Written request ▸
Only the number is wanted: count the lines that include the word "JSON".

--- START ---

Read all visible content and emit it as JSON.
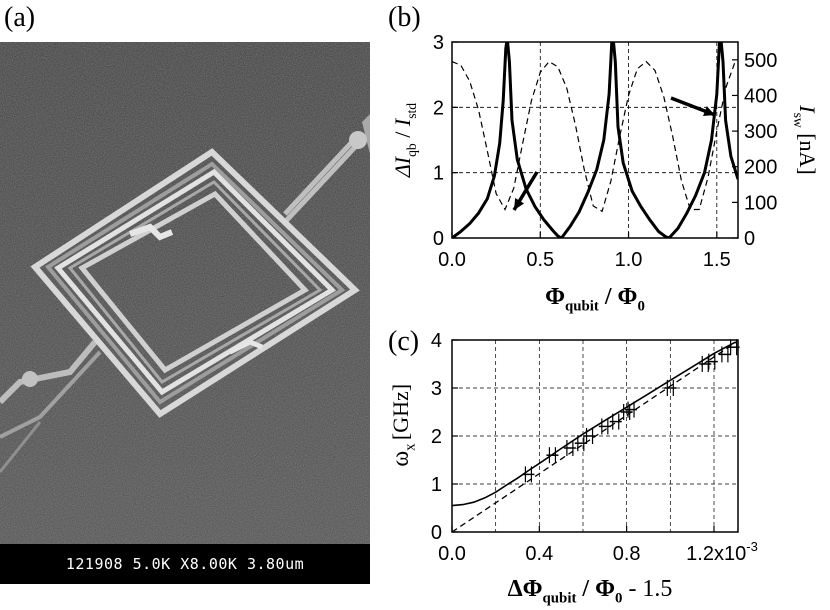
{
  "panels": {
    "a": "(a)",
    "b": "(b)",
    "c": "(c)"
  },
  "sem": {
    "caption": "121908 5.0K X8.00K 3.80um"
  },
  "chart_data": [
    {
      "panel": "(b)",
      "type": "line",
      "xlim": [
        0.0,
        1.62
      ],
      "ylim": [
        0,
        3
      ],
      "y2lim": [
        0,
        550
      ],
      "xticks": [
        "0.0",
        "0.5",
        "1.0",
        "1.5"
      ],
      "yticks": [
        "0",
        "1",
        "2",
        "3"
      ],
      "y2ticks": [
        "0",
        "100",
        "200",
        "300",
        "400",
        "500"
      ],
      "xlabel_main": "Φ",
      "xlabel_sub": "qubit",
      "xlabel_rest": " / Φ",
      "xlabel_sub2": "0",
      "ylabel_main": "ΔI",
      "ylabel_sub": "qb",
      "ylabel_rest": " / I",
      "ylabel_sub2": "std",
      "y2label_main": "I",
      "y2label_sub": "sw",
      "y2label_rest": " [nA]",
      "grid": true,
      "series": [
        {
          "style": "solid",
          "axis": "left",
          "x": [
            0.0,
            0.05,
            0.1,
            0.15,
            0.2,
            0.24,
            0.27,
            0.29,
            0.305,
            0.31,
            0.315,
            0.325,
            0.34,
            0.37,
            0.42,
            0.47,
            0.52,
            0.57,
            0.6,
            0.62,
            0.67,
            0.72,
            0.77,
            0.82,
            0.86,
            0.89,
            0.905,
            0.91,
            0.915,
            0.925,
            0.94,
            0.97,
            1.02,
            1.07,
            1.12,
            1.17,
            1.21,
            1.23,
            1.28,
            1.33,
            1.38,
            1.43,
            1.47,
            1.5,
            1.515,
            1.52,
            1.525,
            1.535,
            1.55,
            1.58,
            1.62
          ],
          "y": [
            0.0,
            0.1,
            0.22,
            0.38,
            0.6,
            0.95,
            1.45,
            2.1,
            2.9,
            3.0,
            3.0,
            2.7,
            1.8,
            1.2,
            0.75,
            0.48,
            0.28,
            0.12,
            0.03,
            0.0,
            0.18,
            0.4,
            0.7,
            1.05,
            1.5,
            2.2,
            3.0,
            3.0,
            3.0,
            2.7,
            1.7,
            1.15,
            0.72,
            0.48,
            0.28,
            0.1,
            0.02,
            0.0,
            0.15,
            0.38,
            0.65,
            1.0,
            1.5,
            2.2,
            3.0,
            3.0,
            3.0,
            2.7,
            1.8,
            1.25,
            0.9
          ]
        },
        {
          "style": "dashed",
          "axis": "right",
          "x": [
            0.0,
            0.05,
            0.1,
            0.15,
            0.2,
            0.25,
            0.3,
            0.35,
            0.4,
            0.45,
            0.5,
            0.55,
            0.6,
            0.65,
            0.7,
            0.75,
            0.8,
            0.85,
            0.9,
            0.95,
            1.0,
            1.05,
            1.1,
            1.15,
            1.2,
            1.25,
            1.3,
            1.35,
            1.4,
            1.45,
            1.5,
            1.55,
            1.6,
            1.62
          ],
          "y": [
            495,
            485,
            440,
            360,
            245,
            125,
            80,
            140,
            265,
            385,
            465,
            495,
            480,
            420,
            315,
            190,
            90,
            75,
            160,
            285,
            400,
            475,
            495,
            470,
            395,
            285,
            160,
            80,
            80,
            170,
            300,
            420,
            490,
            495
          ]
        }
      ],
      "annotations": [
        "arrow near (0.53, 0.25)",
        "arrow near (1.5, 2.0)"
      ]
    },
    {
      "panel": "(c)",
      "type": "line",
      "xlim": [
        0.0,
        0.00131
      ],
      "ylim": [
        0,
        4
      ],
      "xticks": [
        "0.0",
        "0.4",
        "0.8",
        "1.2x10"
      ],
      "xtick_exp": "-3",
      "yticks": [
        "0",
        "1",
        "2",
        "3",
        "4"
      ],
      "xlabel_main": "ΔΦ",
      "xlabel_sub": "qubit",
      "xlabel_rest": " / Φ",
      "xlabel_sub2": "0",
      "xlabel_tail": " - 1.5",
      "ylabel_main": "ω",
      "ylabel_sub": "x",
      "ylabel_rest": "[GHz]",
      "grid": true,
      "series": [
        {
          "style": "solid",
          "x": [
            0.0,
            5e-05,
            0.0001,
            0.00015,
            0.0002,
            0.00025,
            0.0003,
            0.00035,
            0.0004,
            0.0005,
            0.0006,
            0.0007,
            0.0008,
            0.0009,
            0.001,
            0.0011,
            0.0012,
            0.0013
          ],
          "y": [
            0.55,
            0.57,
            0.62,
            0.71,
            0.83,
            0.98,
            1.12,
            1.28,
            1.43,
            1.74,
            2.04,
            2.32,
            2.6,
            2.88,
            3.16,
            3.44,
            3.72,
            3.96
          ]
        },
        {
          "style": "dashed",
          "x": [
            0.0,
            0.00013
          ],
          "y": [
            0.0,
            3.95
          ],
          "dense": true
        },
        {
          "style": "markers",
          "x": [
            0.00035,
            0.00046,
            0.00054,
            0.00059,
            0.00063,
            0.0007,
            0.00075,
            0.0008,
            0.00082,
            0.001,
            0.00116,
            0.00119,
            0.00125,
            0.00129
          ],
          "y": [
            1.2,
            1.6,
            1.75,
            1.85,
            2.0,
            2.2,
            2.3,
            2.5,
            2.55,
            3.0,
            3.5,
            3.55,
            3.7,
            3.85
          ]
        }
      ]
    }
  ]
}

--- END ---
--- START ---

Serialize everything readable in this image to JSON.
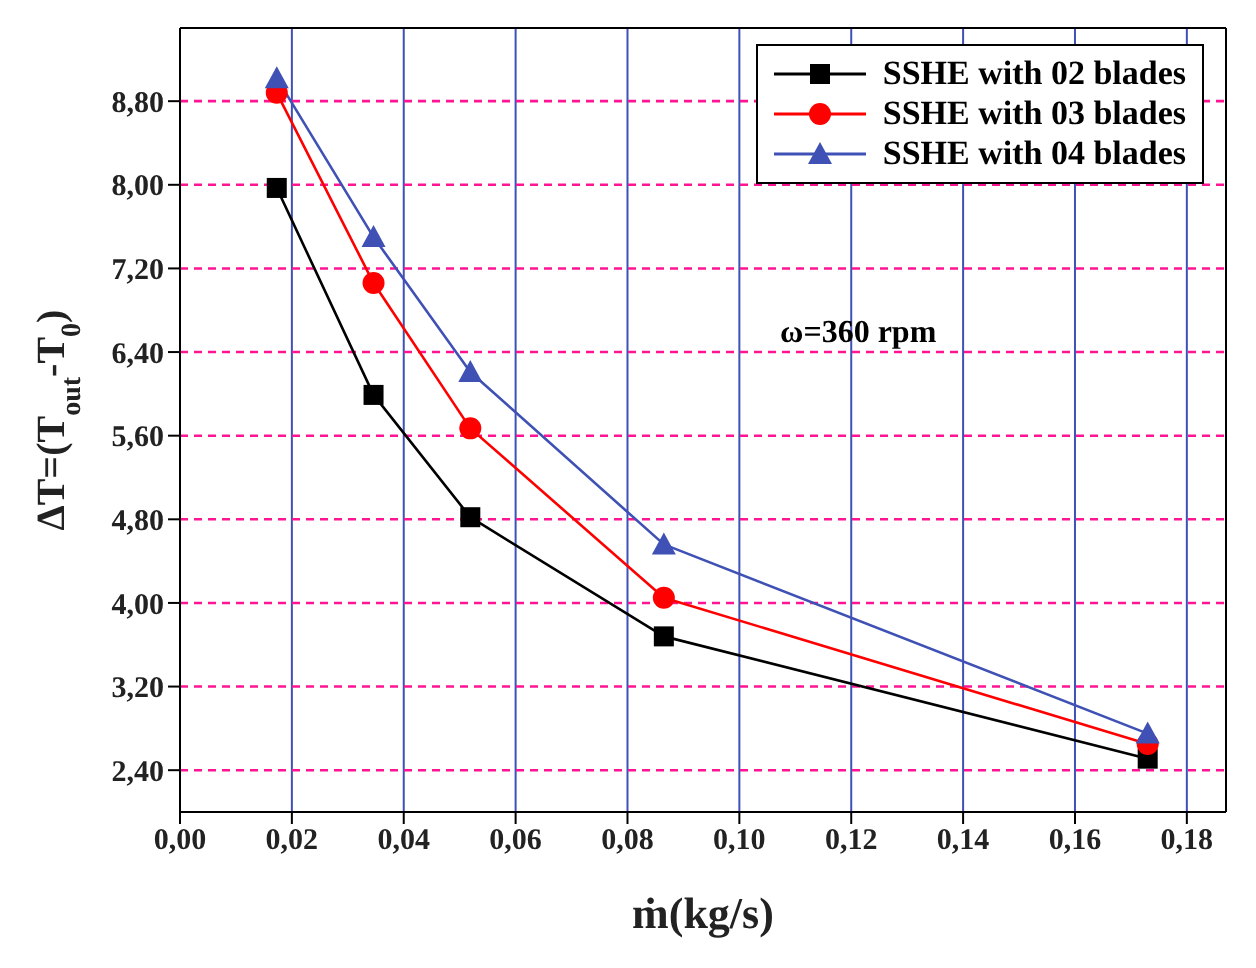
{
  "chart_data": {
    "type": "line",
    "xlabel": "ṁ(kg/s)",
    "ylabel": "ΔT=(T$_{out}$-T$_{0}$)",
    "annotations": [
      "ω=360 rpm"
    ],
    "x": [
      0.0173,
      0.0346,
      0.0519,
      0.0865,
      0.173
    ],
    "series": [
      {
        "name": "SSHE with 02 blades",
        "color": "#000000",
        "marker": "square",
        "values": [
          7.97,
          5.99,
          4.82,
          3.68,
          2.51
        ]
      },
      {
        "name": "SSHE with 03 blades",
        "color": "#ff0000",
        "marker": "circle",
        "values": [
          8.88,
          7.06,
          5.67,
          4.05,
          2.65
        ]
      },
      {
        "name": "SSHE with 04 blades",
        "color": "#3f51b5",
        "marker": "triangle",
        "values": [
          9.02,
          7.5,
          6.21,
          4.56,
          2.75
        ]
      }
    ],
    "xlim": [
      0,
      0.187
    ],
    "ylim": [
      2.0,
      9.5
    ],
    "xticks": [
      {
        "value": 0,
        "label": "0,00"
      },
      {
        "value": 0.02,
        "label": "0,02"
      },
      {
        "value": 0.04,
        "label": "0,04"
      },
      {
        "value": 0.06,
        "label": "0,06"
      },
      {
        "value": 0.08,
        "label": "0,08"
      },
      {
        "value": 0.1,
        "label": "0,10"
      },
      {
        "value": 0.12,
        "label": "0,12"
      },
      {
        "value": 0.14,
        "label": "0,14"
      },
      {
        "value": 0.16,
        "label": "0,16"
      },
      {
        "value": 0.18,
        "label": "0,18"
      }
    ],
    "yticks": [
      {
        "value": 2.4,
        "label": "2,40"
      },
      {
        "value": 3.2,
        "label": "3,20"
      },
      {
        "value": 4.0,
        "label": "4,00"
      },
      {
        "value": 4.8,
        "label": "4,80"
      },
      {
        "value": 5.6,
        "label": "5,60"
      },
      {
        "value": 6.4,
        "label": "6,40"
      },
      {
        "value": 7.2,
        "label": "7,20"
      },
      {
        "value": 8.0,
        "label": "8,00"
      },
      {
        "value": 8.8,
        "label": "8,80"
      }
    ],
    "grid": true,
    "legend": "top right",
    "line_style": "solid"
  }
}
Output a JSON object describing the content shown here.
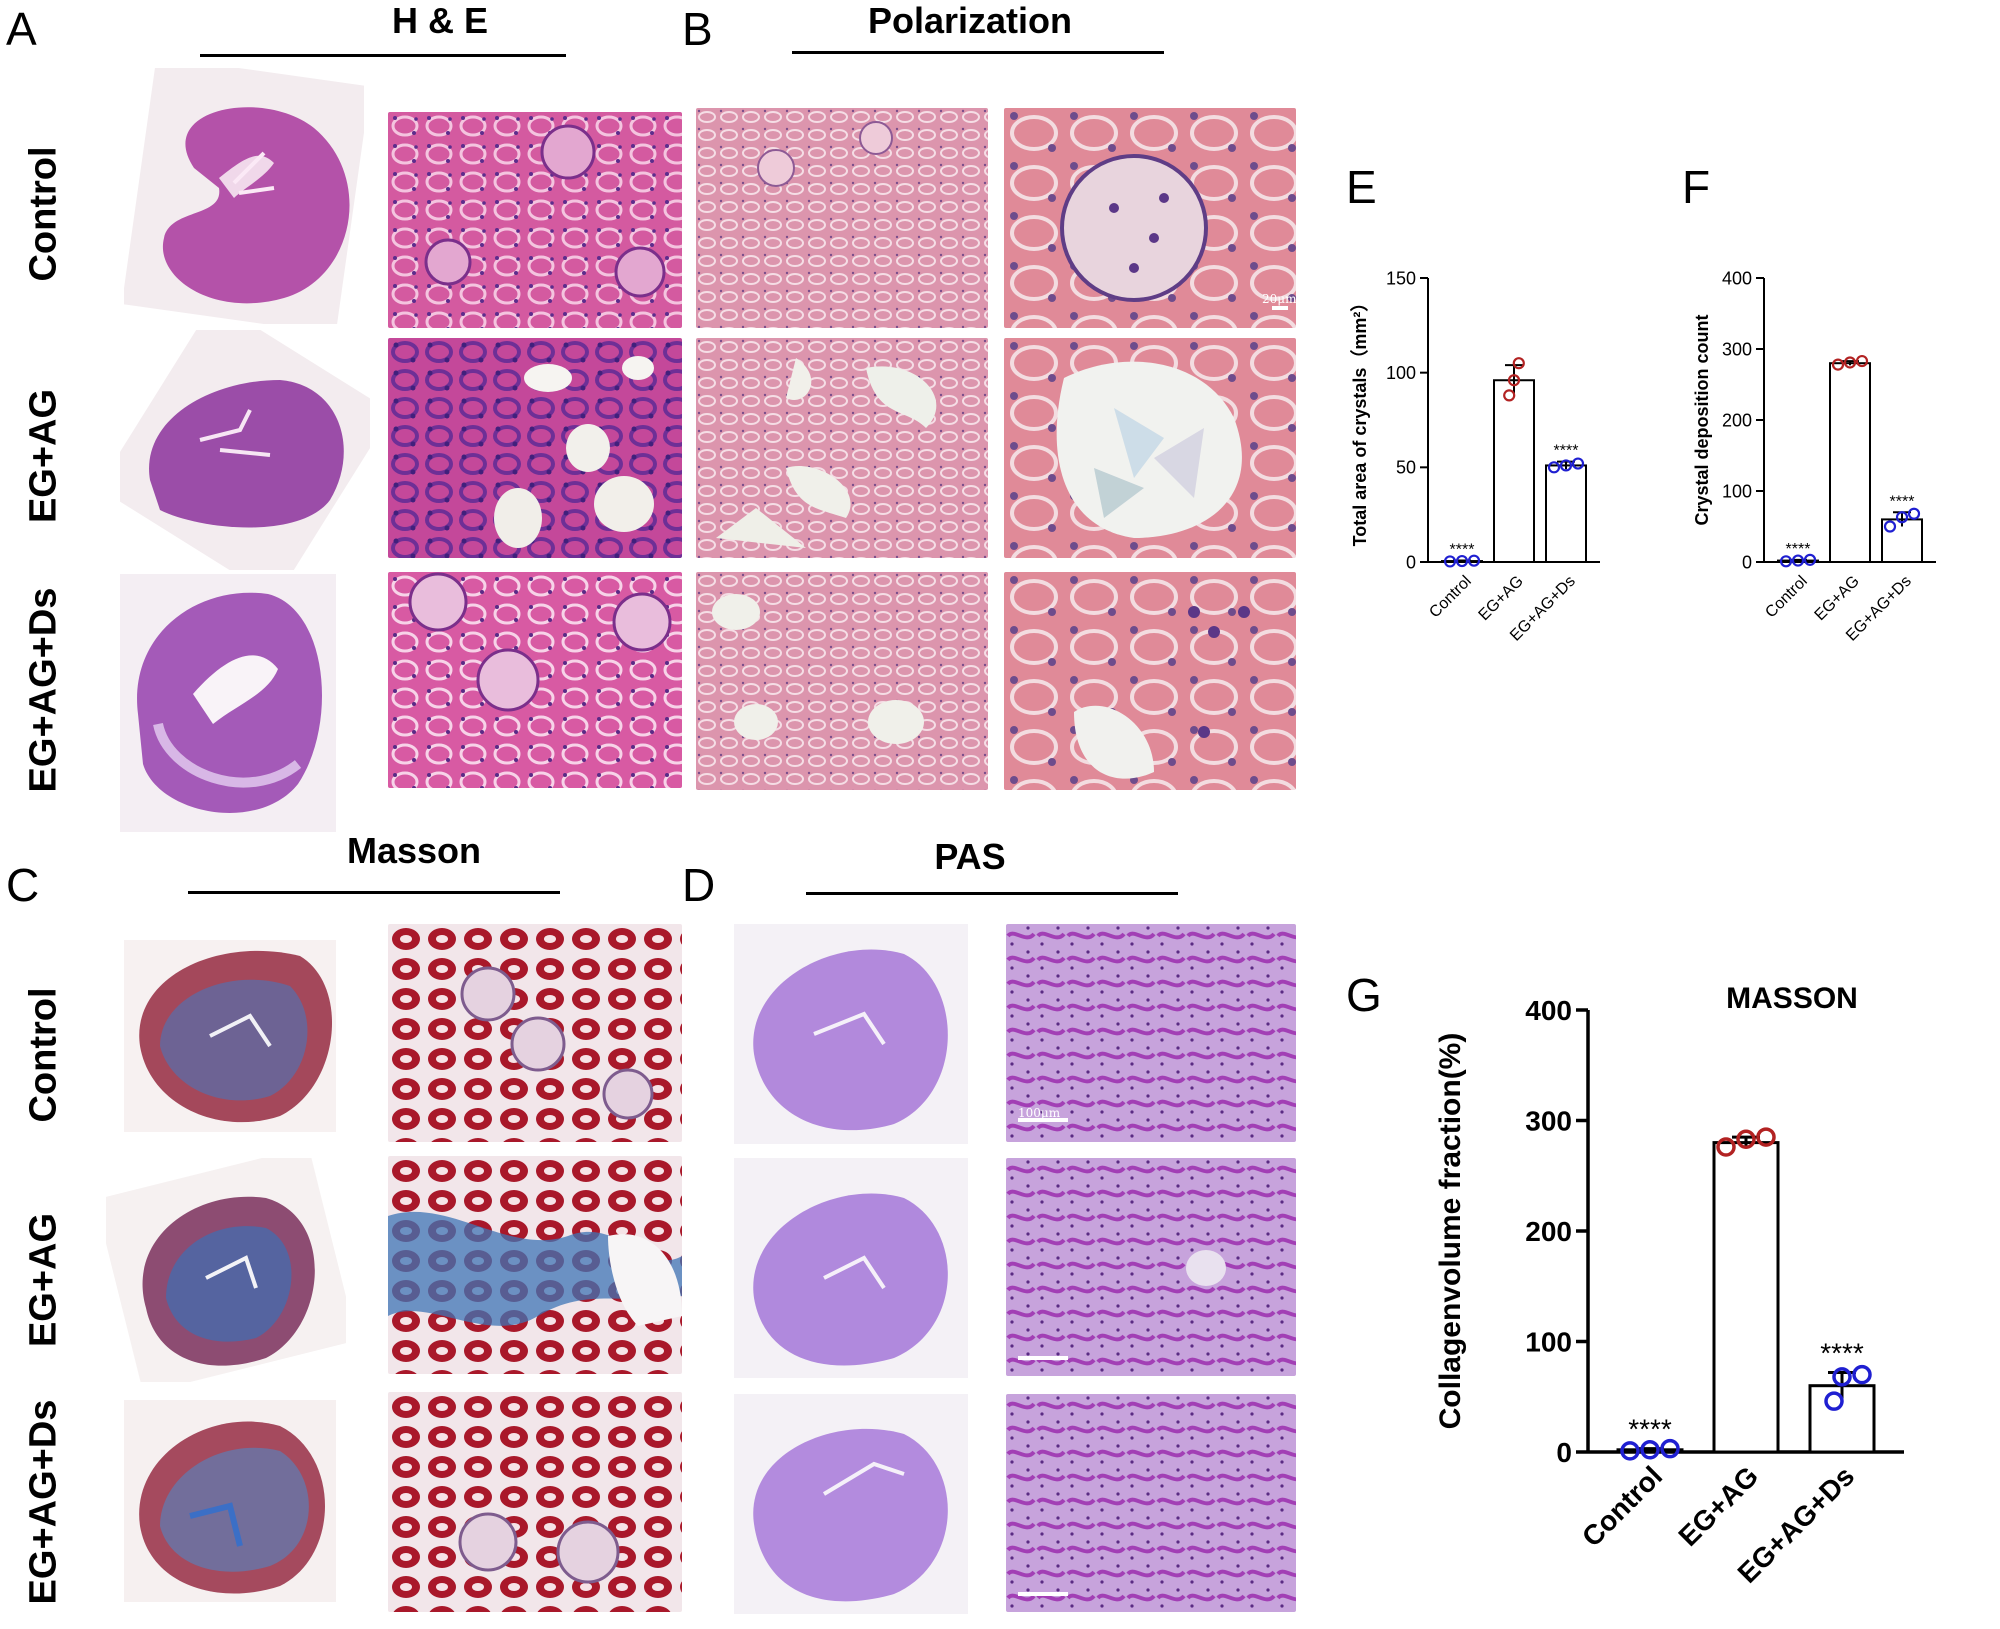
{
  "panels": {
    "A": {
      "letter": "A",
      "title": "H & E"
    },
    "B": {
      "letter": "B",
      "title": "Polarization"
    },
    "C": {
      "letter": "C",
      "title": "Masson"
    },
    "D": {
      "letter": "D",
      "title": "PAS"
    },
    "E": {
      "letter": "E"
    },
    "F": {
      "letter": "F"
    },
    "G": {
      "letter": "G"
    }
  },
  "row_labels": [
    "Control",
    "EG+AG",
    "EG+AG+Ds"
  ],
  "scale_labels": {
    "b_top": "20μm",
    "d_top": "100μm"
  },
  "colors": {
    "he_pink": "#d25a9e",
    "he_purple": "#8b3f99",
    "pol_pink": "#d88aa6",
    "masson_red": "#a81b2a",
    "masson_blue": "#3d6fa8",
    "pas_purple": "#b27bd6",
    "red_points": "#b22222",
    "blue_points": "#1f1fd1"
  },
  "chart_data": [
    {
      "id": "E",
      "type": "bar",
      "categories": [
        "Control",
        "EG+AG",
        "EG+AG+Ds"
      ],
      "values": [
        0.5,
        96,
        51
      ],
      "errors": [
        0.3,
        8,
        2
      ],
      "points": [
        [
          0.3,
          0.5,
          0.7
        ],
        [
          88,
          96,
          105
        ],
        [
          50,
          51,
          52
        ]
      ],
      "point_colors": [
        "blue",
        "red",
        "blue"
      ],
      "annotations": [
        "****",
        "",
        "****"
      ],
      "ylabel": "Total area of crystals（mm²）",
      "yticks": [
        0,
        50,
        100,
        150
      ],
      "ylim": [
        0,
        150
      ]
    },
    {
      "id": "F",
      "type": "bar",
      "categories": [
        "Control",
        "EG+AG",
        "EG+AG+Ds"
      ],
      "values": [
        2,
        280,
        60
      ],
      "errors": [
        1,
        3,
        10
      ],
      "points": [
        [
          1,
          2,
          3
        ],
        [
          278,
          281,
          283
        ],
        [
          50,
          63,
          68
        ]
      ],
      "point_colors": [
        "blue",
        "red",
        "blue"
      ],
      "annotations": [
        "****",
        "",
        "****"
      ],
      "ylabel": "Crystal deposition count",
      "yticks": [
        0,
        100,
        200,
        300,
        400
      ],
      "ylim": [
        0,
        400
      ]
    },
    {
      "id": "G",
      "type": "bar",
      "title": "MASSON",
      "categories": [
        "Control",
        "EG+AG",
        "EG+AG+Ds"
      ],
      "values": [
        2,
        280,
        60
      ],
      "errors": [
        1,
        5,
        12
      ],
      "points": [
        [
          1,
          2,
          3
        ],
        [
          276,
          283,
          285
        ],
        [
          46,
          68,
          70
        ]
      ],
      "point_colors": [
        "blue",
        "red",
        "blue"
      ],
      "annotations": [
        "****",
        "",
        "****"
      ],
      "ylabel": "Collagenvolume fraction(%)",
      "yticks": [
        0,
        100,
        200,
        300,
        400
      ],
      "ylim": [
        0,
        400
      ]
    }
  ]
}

--- END ---
--- START ---

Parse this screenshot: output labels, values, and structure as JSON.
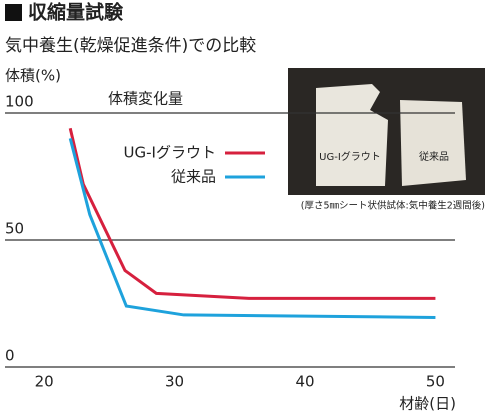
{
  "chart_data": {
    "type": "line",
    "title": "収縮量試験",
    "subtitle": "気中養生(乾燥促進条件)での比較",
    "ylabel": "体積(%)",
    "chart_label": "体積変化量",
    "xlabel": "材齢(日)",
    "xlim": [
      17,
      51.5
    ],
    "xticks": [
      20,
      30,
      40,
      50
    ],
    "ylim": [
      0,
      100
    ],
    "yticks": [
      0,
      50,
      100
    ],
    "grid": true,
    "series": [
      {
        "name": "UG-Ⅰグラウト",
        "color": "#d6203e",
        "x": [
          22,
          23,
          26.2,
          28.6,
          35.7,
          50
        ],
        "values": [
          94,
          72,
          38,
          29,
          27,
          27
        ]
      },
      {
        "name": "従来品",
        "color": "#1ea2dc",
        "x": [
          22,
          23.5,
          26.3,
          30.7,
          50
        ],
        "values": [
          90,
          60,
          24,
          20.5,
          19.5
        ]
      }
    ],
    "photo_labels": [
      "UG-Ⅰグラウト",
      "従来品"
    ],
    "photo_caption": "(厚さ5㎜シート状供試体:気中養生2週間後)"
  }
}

--- END ---

Complete output ▸
4